• [WHAT IS ASKED]
Extract the whole listing as it stands. Do not include the pictures.

(Data listing)

########################################

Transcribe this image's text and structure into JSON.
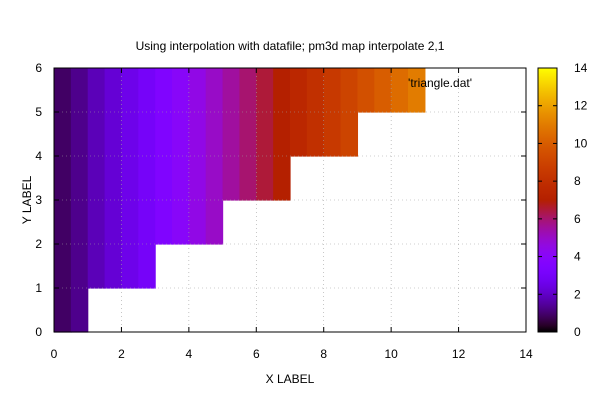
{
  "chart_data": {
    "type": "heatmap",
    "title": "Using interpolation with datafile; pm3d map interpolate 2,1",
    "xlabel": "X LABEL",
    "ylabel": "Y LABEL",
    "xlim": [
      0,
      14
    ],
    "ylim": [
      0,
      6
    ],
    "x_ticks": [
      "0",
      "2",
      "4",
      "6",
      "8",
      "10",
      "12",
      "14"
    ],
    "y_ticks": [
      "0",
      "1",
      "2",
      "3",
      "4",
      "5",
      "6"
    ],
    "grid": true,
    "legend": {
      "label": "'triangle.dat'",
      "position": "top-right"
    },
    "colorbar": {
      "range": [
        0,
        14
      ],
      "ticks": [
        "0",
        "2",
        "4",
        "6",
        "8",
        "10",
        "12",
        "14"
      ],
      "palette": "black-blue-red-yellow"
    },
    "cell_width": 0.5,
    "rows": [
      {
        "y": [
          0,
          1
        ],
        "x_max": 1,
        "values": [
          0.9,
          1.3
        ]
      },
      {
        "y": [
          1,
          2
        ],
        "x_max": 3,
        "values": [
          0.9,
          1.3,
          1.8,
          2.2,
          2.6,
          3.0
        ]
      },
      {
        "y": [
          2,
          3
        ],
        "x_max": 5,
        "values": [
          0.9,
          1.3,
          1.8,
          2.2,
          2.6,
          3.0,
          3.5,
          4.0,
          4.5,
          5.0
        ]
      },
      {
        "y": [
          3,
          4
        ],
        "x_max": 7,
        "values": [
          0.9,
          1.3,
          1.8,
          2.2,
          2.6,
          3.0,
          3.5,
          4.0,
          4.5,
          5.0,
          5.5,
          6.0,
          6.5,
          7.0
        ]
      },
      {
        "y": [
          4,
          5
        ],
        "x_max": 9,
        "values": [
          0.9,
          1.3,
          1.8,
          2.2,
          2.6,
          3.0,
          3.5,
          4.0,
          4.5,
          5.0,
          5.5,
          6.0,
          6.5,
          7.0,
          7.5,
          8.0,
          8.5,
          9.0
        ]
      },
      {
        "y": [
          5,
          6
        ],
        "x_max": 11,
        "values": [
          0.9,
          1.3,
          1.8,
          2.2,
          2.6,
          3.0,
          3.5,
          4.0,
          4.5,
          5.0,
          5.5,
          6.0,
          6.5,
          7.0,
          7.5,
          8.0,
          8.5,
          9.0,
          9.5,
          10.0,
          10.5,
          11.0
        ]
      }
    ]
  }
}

########################################

• [PROBLEM SOLUTION]
Transcribe this image's text and structure into JSON.
{
  "chart_data": {
    "type": "heatmap",
    "title": "Using interpolation with datafile; pm3d map interpolate 2,1",
    "xlabel": "X LABEL",
    "ylabel": "Y LABEL",
    "xlim": [
      0,
      14
    ],
    "ylim": [
      0,
      6
    ],
    "x_ticks": [
      "0",
      "2",
      "4",
      "6",
      "8",
      "10",
      "12",
      "14"
    ],
    "y_ticks": [
      "0",
      "1",
      "2",
      "3",
      "4",
      "5",
      "6"
    ],
    "grid": true,
    "legend": {
      "label": "'triangle.dat'",
      "position": "top-right"
    },
    "colorbar": {
      "range": [
        0,
        14
      ],
      "ticks": [
        "0",
        "2",
        "4",
        "6",
        "8",
        "10",
        "12",
        "14"
      ],
      "palette": "black-blue-red-yellow"
    },
    "cell_width": 0.5,
    "rows": [
      {
        "y": [
          0,
          1
        ],
        "x_max": 1,
        "values": [
          0.9,
          1.3
        ]
      },
      {
        "y": [
          1,
          2
        ],
        "x_max": 3,
        "values": [
          0.9,
          1.3,
          1.8,
          2.2,
          2.6,
          3.0
        ]
      },
      {
        "y": [
          2,
          3
        ],
        "x_max": 5,
        "values": [
          0.9,
          1.3,
          1.8,
          2.2,
          2.6,
          3.0,
          3.5,
          4.0,
          4.5,
          5.0
        ]
      },
      {
        "y": [
          3,
          4
        ],
        "x_max": 7,
        "values": [
          0.9,
          1.3,
          1.8,
          2.2,
          2.6,
          3.0,
          3.5,
          4.0,
          4.5,
          5.0,
          5.5,
          6.0,
          6.5,
          7.0
        ]
      },
      {
        "y": [
          4,
          5
        ],
        "x_max": 9,
        "values": [
          0.9,
          1.3,
          1.8,
          2.2,
          2.6,
          3.0,
          3.5,
          4.0,
          4.5,
          5.0,
          5.5,
          6.0,
          6.5,
          7.0,
          7.5,
          8.0,
          8.5,
          9.0
        ]
      },
      {
        "y": [
          5,
          6
        ],
        "x_max": 11,
        "values": [
          0.9,
          1.3,
          1.8,
          2.2,
          2.6,
          3.0,
          3.5,
          4.0,
          4.5,
          5.0,
          5.5,
          6.0,
          6.5,
          7.0,
          7.5,
          8.0,
          8.5,
          9.0,
          9.5,
          10.0,
          10.5,
          11.0
        ]
      }
    ]
  }
}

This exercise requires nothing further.